WHAT YOU SHOULD DO:
Output the data below in full, byte for byte. Nothing may differ.

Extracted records
──────────────────────────────

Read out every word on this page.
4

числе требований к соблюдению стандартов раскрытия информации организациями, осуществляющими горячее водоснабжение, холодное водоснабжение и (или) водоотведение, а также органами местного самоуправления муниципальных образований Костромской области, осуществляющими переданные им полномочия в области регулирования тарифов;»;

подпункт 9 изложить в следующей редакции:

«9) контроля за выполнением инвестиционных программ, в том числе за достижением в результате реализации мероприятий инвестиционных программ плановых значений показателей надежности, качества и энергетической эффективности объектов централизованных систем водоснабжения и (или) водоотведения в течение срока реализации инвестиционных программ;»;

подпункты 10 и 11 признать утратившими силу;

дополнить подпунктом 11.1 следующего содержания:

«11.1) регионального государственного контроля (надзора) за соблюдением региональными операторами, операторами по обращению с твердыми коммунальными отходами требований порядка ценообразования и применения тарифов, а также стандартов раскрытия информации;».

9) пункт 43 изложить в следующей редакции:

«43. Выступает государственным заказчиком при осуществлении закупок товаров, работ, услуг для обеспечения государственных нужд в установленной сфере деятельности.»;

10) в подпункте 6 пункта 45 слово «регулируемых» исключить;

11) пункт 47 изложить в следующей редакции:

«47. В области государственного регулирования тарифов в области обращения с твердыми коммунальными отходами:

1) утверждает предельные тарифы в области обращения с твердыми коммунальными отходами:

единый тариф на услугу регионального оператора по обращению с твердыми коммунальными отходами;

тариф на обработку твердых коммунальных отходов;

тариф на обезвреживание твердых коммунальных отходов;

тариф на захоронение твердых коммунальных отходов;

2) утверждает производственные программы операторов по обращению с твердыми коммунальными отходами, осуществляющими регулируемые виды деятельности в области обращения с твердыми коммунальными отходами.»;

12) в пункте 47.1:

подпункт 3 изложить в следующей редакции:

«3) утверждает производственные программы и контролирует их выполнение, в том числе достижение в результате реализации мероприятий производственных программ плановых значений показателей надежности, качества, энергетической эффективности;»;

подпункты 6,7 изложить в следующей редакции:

──────────────────────────────

REPLY:
Read out every word on this page.
4

числе требований к соблюдению стандартов раскрытия информации организациями, осуществляющими горячее водоснабжение, холодное водоснабжение и (или) водоотведение, а также органами местного самоуправления муниципальных образований Костромской области, осуществляющими переданные им полномочия в области регулирования тарифов;»;

подпункт 9 изложить в следующей редакции:

«9) контроля за выполнением инвестиционных программ, в том числе за достижением в результате реализации мероприятий инвестиционных программ плановых значений показателей надежности, качества и энергетической эффективности объектов централизованных систем водоснабжения и (или) водоотведения в течение срока реализации инвестиционных программ;»;

подпункты 10 и 11 признать утратившими силу;

дополнить подпунктом 11.1 следующего содержания:

«11.1) регионального государственного контроля (надзора) за соблюдением региональными операторами, операторами по обращению с твердыми коммунальными отходами требований порядка ценообразования и применения тарифов, а также стандартов раскрытия информации;».

9) пункт 43 изложить в следующей редакции:

«43. Выступает государственным заказчиком при осуществлении закупок товаров, работ, услуг для обеспечения государственных нужд в установленной сфере деятельности.»;

10) в подпункте 6 пункта 45 слово «регулируемых» исключить;

11) пункт 47 изложить в следующей редакции:

«47. В области государственного регулирования тарифов в области обращения с твердыми коммунальными отходами:

1) утверждает предельные тарифы в области обращения с твердыми коммунальными отходами:

единый тариф на услугу регионального оператора по обращению с твердыми коммунальными отходами;

тариф на обработку твердых коммунальных отходов;

тариф на обезвреживание твердых коммунальных отходов;

тариф на захоронение твердых коммунальных отходов;

2) утверждает производственные программы операторов по обращению с твердыми коммунальными отходами, осуществляющими регулируемые виды деятельности в области обращения с твердыми коммунальными отходами.»;

12) в пункте 47.1:

подпункт 3 изложить в следующей редакции:

«3) утверждает производственные программы и контролирует их выполнение, в том числе достижение в результате реализации мероприятий производственных программ плановых значений показателей надежности, качества, энергетической эффективности;»;

подпункты 6,7 изложить в следующей редакции:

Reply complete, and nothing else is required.